What the exercise asks> Return all lines that include the string "Power".

Input data>
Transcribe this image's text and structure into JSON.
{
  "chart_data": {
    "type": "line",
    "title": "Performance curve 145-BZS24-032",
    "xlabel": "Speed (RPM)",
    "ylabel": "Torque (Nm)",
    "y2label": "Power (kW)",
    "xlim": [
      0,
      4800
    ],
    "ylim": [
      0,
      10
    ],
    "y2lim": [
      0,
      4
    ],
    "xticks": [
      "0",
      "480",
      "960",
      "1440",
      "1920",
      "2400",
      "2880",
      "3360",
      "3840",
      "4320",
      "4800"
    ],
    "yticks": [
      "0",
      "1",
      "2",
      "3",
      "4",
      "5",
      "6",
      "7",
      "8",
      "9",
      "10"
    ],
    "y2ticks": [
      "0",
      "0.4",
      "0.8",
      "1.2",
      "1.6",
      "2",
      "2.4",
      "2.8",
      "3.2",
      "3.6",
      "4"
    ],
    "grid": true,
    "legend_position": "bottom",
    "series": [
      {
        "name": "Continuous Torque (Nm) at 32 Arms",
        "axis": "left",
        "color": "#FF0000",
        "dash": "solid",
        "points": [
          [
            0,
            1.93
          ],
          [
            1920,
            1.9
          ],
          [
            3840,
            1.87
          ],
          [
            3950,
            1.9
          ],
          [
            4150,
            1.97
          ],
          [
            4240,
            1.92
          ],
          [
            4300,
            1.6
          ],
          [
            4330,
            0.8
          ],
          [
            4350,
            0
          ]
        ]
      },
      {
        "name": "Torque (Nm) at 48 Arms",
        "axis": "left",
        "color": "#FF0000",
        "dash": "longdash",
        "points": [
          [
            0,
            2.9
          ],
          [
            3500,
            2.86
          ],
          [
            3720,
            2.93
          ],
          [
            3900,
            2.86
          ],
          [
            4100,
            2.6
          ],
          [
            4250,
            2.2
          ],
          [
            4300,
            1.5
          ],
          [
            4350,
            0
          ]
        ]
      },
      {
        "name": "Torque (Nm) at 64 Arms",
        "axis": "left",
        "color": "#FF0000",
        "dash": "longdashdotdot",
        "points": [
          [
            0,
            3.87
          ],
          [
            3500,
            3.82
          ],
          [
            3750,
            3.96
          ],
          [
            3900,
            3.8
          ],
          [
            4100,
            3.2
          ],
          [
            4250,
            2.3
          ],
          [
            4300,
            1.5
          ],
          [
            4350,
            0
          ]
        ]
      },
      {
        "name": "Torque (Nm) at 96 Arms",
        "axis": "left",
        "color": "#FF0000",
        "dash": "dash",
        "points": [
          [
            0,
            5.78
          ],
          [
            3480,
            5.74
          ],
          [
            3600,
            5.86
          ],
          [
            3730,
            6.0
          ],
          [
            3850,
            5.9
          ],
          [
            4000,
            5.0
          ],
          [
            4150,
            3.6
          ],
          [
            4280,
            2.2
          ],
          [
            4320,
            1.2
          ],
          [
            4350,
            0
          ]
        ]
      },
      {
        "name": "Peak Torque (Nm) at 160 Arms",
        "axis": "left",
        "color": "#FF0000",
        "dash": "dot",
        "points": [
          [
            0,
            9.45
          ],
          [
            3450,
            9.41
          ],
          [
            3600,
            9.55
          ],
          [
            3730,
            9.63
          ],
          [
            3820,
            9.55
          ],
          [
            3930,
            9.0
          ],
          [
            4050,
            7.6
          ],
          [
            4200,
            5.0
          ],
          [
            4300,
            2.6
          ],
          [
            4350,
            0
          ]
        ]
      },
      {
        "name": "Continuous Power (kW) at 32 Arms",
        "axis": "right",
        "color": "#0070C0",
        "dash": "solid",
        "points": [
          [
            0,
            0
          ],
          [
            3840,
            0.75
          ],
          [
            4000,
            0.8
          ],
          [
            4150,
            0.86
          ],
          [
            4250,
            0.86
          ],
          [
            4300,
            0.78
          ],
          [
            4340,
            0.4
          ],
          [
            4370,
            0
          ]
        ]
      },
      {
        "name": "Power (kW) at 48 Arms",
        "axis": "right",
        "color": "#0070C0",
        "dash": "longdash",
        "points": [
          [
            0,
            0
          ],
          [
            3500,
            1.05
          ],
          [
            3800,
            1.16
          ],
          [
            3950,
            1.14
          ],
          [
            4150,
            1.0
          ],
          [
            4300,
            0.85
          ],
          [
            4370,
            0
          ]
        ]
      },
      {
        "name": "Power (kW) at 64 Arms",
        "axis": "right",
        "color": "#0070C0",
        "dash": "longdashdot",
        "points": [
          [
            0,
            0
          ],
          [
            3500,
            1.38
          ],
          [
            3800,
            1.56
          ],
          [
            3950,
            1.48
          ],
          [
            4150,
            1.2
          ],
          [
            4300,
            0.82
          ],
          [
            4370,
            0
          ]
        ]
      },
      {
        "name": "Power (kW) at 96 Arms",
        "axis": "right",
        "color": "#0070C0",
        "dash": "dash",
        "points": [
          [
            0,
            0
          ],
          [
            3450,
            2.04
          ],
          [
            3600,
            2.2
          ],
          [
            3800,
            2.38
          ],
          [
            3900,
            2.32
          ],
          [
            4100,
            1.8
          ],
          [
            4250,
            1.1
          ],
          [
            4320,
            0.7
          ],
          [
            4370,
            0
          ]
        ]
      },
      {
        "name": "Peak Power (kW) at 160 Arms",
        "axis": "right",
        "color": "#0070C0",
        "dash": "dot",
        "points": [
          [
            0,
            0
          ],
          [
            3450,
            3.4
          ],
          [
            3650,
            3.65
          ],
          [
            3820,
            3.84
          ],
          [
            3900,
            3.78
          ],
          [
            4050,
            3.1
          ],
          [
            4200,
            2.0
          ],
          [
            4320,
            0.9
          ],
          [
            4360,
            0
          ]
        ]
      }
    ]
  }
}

Worked answer>
    "y2label": "Power (kW)",
        "name": "Continuous Power (kW) at 32 Arms",
        "name": "Power (kW) at 48 Arms",
        "name": "Power (kW) at 64 Arms",
        "name": "Power (kW) at 96 Arms",
        "name": "Peak Power (kW) at 160 Arms",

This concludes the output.